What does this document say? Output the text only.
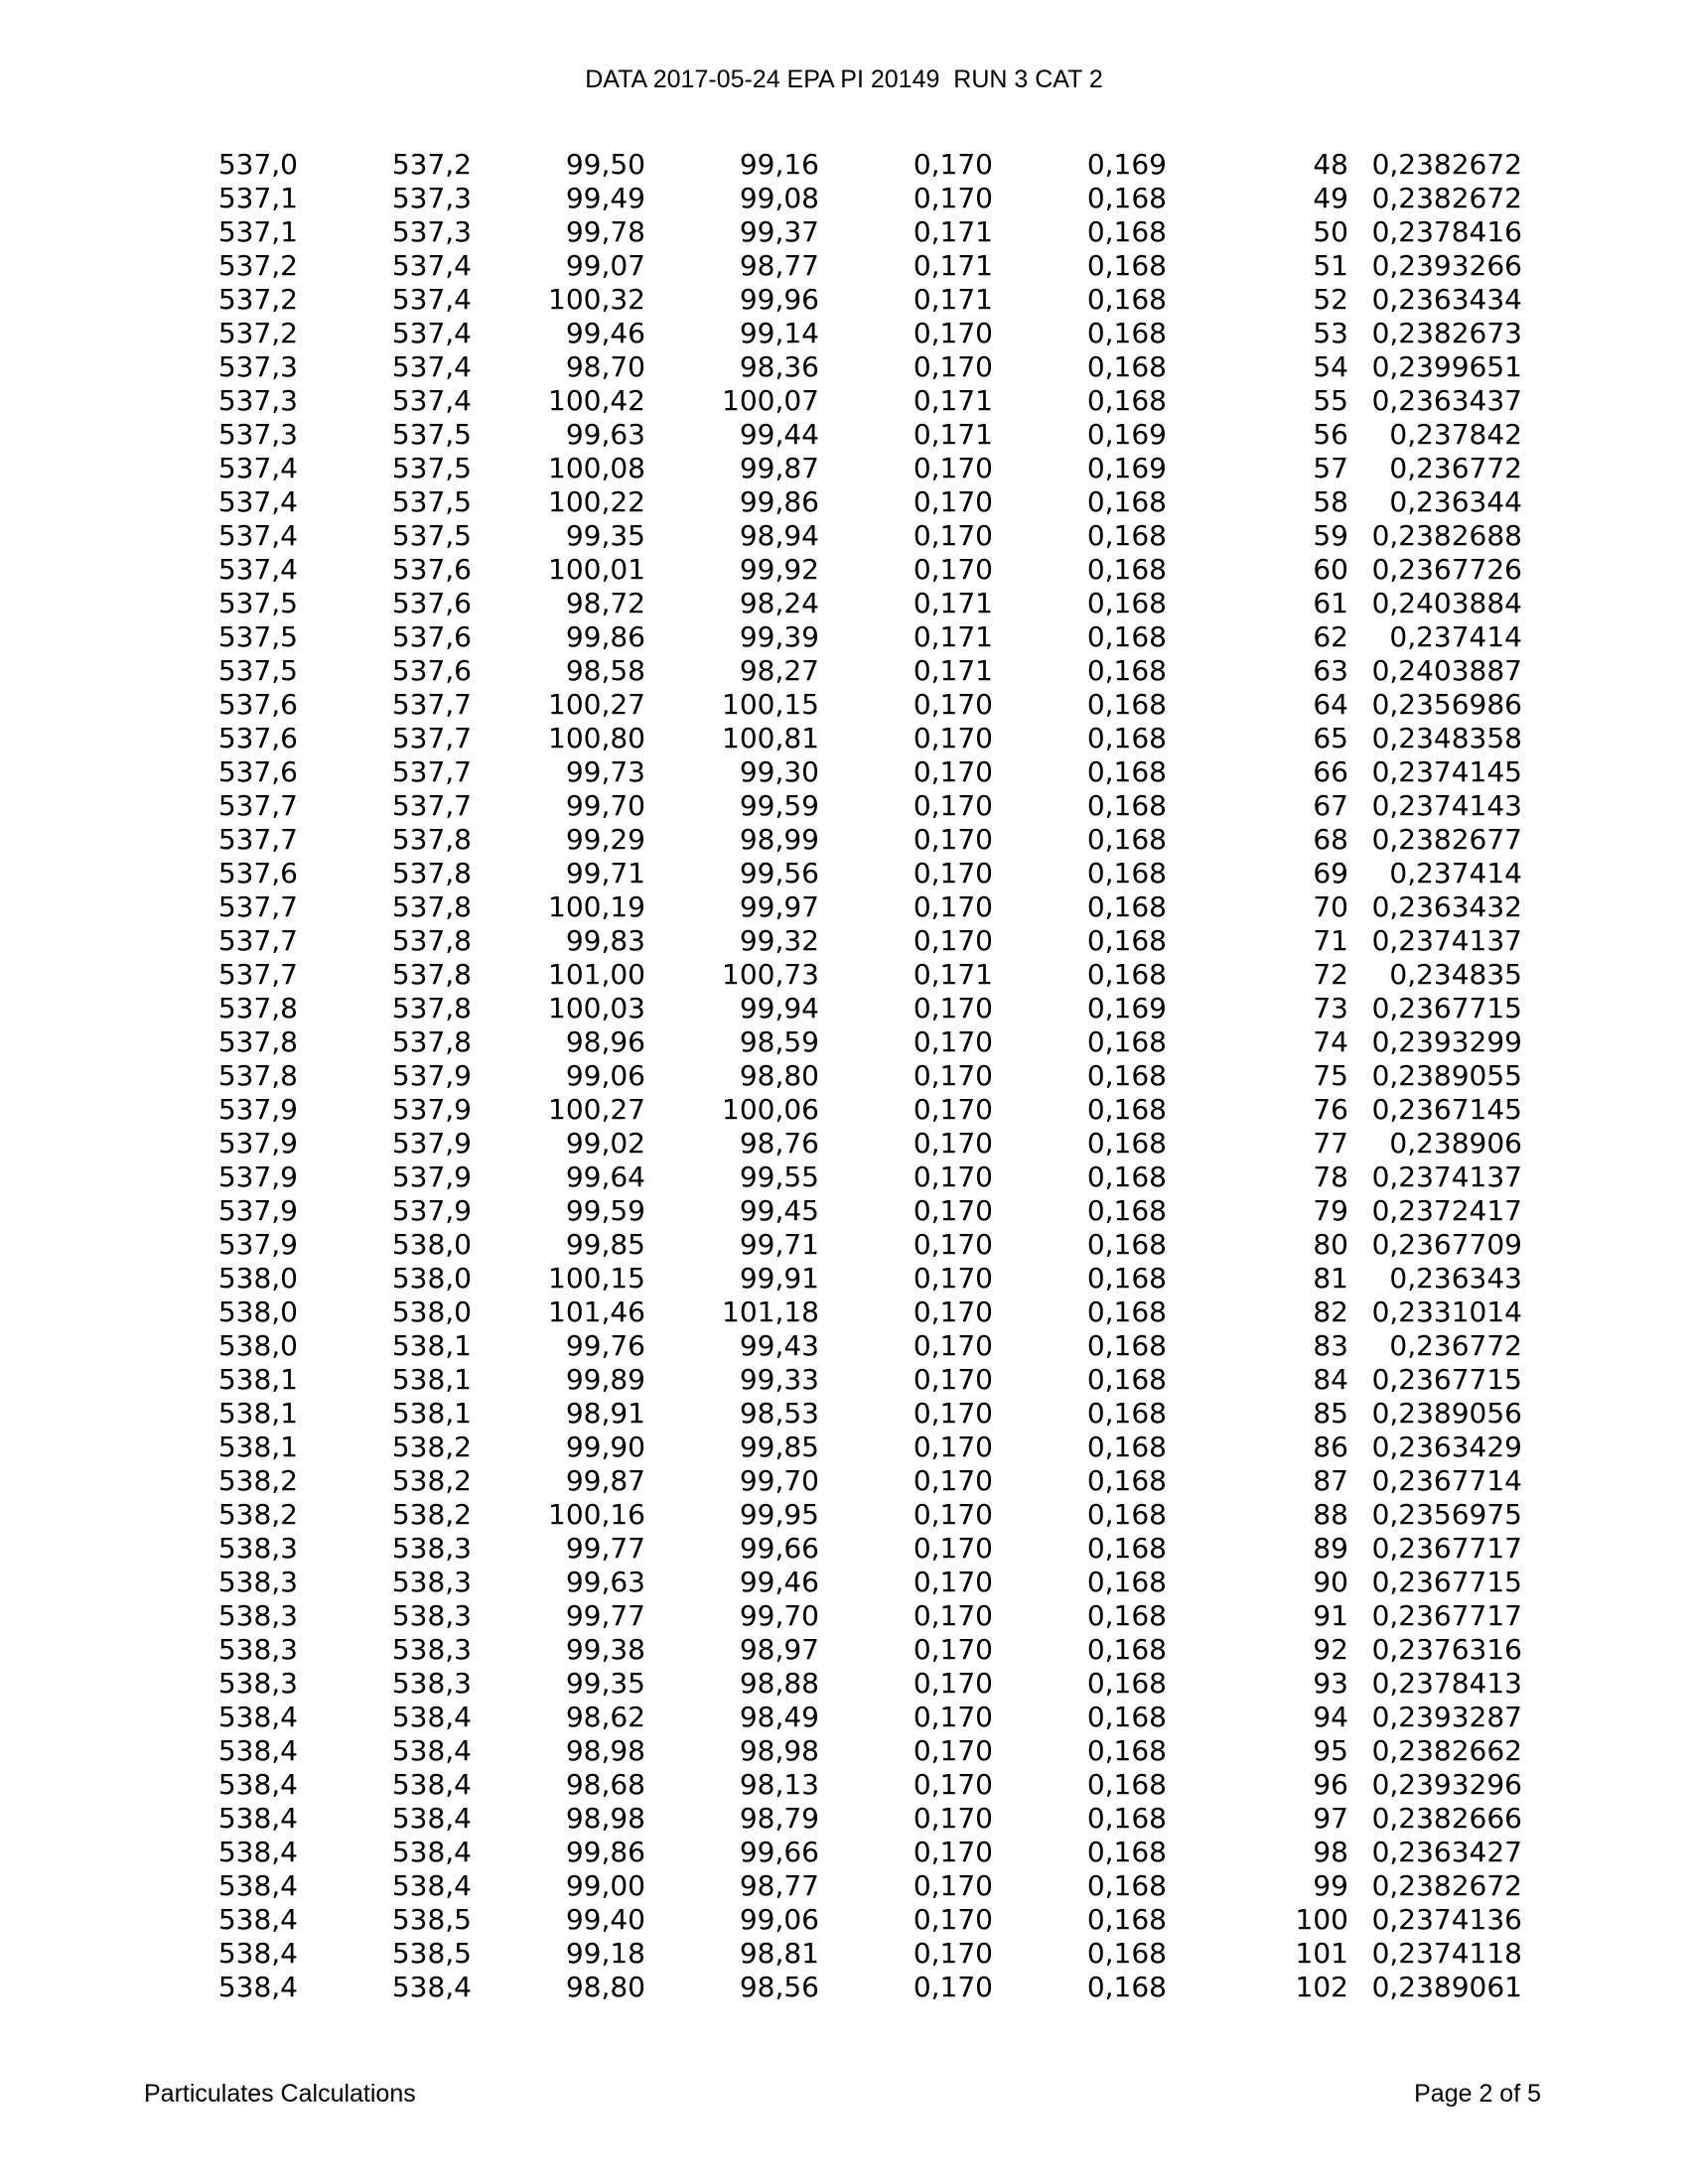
DATA 2017-05-24 EPA PI 20149  RUN 3 CAT 2
537,0	537,2	99,50	99,16	0,170	0,169	48	0,2382672
537,1	537,3	99,49	99,08	0,170	0,168	49	0,2382672
537,1	537,3	99,78	99,37	0,171	0,168	50	0,2378416
537,2	537,4	99,07	98,77	0,171	0,168	51	0,2393266
537,2	537,4	100,32	99,96	0,171	0,168	52	0,2363434
537,2	537,4	99,46	99,14	0,170	0,168	53	0,2382673
537,3	537,4	98,70	98,36	0,170	0,168	54	0,2399651
537,3	537,4	100,42	100,07	0,171	0,168	55	0,2363437
537,3	537,5	99,63	99,44	0,171	0,169	56	0,237842
537,4	537,5	100,08	99,87	0,170	0,169	57	0,236772
537,4	537,5	100,22	99,86	0,170	0,168	58	0,236344
537,4	537,5	99,35	98,94	0,170	0,168	59	0,2382688
537,4	537,6	100,01	99,92	0,170	0,168	60	0,2367726
537,5	537,6	98,72	98,24	0,171	0,168	61	0,2403884
537,5	537,6	99,86	99,39	0,171	0,168	62	0,237414
537,5	537,6	98,58	98,27	0,171	0,168	63	0,2403887
537,6	537,7	100,27	100,15	0,170	0,168	64	0,2356986
537,6	537,7	100,80	100,81	0,170	0,168	65	0,2348358
537,6	537,7	99,73	99,30	0,170	0,168	66	0,2374145
537,7	537,7	99,70	99,59	0,170	0,168	67	0,2374143
537,7	537,8	99,29	98,99	0,170	0,168	68	0,2382677
537,6	537,8	99,71	99,56	0,170	0,168	69	0,237414
537,7	537,8	100,19	99,97	0,170	0,168	70	0,2363432
537,7	537,8	99,83	99,32	0,170	0,168	71	0,2374137
537,7	537,8	101,00	100,73	0,171	0,168	72	0,234835
537,8	537,8	100,03	99,94	0,170	0,169	73	0,2367715
537,8	537,8	98,96	98,59	0,170	0,168	74	0,2393299
537,8	537,9	99,06	98,80	0,170	0,168	75	0,2389055
537,9	537,9	100,27	100,06	0,170	0,168	76	0,2367145
537,9	537,9	99,02	98,76	0,170	0,168	77	0,238906
537,9	537,9	99,64	99,55	0,170	0,168	78	0,2374137
537,9	537,9	99,59	99,45	0,170	0,168	79	0,2372417
537,9	538,0	99,85	99,71	0,170	0,168	80	0,2367709
538,0	538,0	100,15	99,91	0,170	0,168	81	0,236343
538,0	538,0	101,46	101,18	0,170	0,168	82	0,2331014
538,0	538,1	99,76	99,43	0,170	0,168	83	0,236772
538,1	538,1	99,89	99,33	0,170	0,168	84	0,2367715
538,1	538,1	98,91	98,53	0,170	0,168	85	0,2389056
538,1	538,2	99,90	99,85	0,170	0,168	86	0,2363429
538,2	538,2	99,87	99,70	0,170	0,168	87	0,2367714
538,2	538,2	100,16	99,95	0,170	0,168	88	0,2356975
538,3	538,3	99,77	99,66	0,170	0,168	89	0,2367717
538,3	538,3	99,63	99,46	0,170	0,168	90	0,2367715
538,3	538,3	99,77	99,70	0,170	0,168	91	0,2367717
538,3	538,3	99,38	98,97	0,170	0,168	92	0,2376316
538,3	538,3	99,35	98,88	0,170	0,168	93	0,2378413
538,4	538,4	98,62	98,49	0,170	0,168	94	0,2393287
538,4	538,4	98,98	98,98	0,170	0,168	95	0,2382662
538,4	538,4	98,68	98,13	0,170	0,168	96	0,2393296
538,4	538,4	98,98	98,79	0,170	0,168	97	0,2382666
538,4	538,4	99,86	99,66	0,170	0,168	98	0,2363427
538,4	538,4	99,00	98,77	0,170	0,168	99	0,2382672
538,4	538,5	99,40	99,06	0,170	0,168	100	0,2374136
538,4	538,5	99,18	98,81	0,170	0,168	101	0,2374118
538,4	538,4	98,80	98,56	0,170	0,168	102	0,2389061
Particulates Calculations	Page 2 of 5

========

### Required work
Quote everything in the listing above exactly; pictures are the only thing to omit.

### Answer to this exercise
What does this document say? Output the text only.
DATA 2017-05-24 EPA PI 20149  RUN 3 CAT 2
537,0	537,2	99,50	99,16	0,170	0,169	48	0,2382672
537,1	537,3	99,49	99,08	0,170	0,168	49	0,2382672
537,1	537,3	99,78	99,37	0,171	0,168	50	0,2378416
537,2	537,4	99,07	98,77	0,171	0,168	51	0,2393266
537,2	537,4	100,32	99,96	0,171	0,168	52	0,2363434
537,2	537,4	99,46	99,14	0,170	0,168	53	0,2382673
537,3	537,4	98,70	98,36	0,170	0,168	54	0,2399651
537,3	537,4	100,42	100,07	0,171	0,168	55	0,2363437
537,3	537,5	99,63	99,44	0,171	0,169	56	0,237842
537,4	537,5	100,08	99,87	0,170	0,169	57	0,236772
537,4	537,5	100,22	99,86	0,170	0,168	58	0,236344
537,4	537,5	99,35	98,94	0,170	0,168	59	0,2382688
537,4	537,6	100,01	99,92	0,170	0,168	60	0,2367726
537,5	537,6	98,72	98,24	0,171	0,168	61	0,2403884
537,5	537,6	99,86	99,39	0,171	0,168	62	0,237414
537,5	537,6	98,58	98,27	0,171	0,168	63	0,2403887
537,6	537,7	100,27	100,15	0,170	0,168	64	0,2356986
537,6	537,7	100,80	100,81	0,170	0,168	65	0,2348358
537,6	537,7	99,73	99,30	0,170	0,168	66	0,2374145
537,7	537,7	99,70	99,59	0,170	0,168	67	0,2374143
537,7	537,8	99,29	98,99	0,170	0,168	68	0,2382677
537,6	537,8	99,71	99,56	0,170	0,168	69	0,237414
537,7	537,8	100,19	99,97	0,170	0,168	70	0,2363432
537,7	537,8	99,83	99,32	0,170	0,168	71	0,2374137
537,7	537,8	101,00	100,73	0,171	0,168	72	0,234835
537,8	537,8	100,03	99,94	0,170	0,169	73	0,2367715
537,8	537,8	98,96	98,59	0,170	0,168	74	0,2393299
537,8	537,9	99,06	98,80	0,170	0,168	75	0,2389055
537,9	537,9	100,27	100,06	0,170	0,168	76	0,2367145
537,9	537,9	99,02	98,76	0,170	0,168	77	0,238906
537,9	537,9	99,64	99,55	0,170	0,168	78	0,2374137
537,9	537,9	99,59	99,45	0,170	0,168	79	0,2372417
537,9	538,0	99,85	99,71	0,170	0,168	80	0,2367709
538,0	538,0	100,15	99,91	0,170	0,168	81	0,236343
538,0	538,0	101,46	101,18	0,170	0,168	82	0,2331014
538,0	538,1	99,76	99,43	0,170	0,168	83	0,236772
538,1	538,1	99,89	99,33	0,170	0,168	84	0,2367715
538,1	538,1	98,91	98,53	0,170	0,168	85	0,2389056
538,1	538,2	99,90	99,85	0,170	0,168	86	0,2363429
538,2	538,2	99,87	99,70	0,170	0,168	87	0,2367714
538,2	538,2	100,16	99,95	0,170	0,168	88	0,2356975
538,3	538,3	99,77	99,66	0,170	0,168	89	0,2367717
538,3	538,3	99,63	99,46	0,170	0,168	90	0,2367715
538,3	538,3	99,77	99,70	0,170	0,168	91	0,2367717
538,3	538,3	99,38	98,97	0,170	0,168	92	0,2376316
538,3	538,3	99,35	98,88	0,170	0,168	93	0,2378413
538,4	538,4	98,62	98,49	0,170	0,168	94	0,2393287
538,4	538,4	98,98	98,98	0,170	0,168	95	0,2382662
538,4	538,4	98,68	98,13	0,170	0,168	96	0,2393296
538,4	538,4	98,98	98,79	0,170	0,168	97	0,2382666
538,4	538,4	99,86	99,66	0,170	0,168	98	0,2363427
538,4	538,4	99,00	98,77	0,170	0,168	99	0,2382672
538,4	538,5	99,40	99,06	0,170	0,168	100	0,2374136
538,4	538,5	99,18	98,81	0,170	0,168	101	0,2374118
538,4	538,4	98,80	98,56	0,170	0,168	102	0,2389061
Particulates Calculations	Page 2 of 5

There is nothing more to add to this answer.